# What is being asked:
Please count the lines in the listing below where the word "TradingView" appears. Give the number only.

# Material for the task:
:::

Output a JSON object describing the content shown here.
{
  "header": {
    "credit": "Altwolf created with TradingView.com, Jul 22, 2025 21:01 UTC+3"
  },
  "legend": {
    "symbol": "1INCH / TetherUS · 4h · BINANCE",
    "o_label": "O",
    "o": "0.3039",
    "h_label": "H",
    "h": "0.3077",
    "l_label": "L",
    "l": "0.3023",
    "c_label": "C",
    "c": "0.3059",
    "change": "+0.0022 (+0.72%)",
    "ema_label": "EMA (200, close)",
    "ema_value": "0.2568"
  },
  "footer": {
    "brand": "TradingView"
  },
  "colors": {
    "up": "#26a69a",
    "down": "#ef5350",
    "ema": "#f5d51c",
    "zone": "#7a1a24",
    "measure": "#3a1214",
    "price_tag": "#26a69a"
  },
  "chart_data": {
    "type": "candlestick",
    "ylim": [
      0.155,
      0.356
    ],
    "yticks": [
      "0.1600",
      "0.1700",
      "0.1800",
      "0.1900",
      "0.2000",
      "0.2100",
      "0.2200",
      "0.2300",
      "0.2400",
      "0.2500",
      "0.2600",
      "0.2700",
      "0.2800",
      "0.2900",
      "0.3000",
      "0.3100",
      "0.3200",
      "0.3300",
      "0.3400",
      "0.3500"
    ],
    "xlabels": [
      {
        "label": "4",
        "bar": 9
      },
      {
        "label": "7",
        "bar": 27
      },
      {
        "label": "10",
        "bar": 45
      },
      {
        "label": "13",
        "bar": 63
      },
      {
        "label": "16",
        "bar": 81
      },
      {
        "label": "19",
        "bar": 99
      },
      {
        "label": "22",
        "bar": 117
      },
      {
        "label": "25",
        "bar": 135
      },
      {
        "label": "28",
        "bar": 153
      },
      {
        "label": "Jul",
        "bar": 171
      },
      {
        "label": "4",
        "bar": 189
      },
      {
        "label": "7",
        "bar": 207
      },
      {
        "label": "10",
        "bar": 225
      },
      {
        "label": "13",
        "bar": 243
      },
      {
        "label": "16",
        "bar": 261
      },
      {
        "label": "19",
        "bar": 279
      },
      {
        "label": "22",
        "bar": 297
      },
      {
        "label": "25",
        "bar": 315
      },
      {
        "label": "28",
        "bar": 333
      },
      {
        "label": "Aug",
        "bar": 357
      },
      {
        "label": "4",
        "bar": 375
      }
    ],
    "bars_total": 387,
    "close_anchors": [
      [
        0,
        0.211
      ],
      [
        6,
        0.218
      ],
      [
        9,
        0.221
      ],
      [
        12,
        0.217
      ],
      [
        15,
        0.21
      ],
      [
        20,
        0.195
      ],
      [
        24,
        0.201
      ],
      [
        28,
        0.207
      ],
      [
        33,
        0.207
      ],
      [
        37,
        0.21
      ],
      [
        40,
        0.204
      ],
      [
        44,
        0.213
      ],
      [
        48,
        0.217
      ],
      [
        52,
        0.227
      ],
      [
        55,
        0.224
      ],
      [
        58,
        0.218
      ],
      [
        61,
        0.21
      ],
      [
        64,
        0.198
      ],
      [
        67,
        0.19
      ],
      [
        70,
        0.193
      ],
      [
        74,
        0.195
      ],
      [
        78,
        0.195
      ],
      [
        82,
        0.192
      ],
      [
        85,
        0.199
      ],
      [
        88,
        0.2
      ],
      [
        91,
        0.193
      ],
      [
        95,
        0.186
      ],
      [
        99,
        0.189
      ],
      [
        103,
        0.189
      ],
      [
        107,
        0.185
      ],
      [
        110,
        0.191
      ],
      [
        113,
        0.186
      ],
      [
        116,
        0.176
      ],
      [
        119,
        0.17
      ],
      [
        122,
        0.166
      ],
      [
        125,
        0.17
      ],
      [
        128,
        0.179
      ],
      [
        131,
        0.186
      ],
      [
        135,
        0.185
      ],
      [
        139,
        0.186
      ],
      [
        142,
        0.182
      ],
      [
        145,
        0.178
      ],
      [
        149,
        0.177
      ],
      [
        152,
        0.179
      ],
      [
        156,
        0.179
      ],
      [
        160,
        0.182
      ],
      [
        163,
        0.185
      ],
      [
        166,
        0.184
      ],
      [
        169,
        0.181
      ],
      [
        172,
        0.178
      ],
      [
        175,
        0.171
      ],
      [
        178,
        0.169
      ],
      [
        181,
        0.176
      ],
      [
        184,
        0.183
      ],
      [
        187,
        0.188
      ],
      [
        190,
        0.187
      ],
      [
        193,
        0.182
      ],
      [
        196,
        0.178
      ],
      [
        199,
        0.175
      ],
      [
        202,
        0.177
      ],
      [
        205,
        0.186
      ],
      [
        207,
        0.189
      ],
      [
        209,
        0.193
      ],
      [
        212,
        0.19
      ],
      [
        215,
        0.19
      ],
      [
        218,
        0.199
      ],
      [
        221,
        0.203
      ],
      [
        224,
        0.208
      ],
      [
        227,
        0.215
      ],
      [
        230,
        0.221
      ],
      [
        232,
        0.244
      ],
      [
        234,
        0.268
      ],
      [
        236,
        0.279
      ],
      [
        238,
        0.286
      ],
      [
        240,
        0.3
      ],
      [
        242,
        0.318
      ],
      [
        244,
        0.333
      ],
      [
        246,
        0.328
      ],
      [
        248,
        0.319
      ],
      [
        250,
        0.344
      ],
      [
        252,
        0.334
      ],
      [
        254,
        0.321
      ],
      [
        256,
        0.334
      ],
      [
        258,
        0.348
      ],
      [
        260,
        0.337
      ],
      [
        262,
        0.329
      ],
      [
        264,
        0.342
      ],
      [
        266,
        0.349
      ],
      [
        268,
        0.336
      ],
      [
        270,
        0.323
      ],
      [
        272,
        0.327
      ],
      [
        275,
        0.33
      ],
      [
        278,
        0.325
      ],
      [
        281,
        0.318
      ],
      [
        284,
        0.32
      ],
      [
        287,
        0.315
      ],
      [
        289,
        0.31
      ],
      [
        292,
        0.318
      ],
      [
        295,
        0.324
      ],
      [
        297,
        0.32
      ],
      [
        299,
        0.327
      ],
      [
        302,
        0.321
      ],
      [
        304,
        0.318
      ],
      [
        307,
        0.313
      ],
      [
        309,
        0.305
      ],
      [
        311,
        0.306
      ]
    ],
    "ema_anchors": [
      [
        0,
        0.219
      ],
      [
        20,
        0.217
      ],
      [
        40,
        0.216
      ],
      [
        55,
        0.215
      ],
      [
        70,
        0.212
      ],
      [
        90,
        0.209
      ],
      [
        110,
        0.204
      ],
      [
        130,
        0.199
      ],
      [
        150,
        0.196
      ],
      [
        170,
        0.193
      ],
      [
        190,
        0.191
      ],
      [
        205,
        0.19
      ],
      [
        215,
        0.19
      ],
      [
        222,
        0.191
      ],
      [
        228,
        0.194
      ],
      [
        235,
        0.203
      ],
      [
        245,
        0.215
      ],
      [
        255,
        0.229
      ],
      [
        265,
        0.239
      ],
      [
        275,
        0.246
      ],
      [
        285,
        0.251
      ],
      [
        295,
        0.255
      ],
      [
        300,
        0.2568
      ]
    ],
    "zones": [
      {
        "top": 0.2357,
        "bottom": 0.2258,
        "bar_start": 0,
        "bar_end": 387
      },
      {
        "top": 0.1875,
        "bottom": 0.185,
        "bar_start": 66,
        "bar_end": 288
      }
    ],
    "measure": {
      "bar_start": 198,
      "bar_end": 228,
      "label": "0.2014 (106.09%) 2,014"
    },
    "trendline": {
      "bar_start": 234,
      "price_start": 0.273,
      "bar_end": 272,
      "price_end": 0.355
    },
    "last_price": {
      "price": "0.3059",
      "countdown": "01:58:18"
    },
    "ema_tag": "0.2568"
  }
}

:::

# Written answer:
2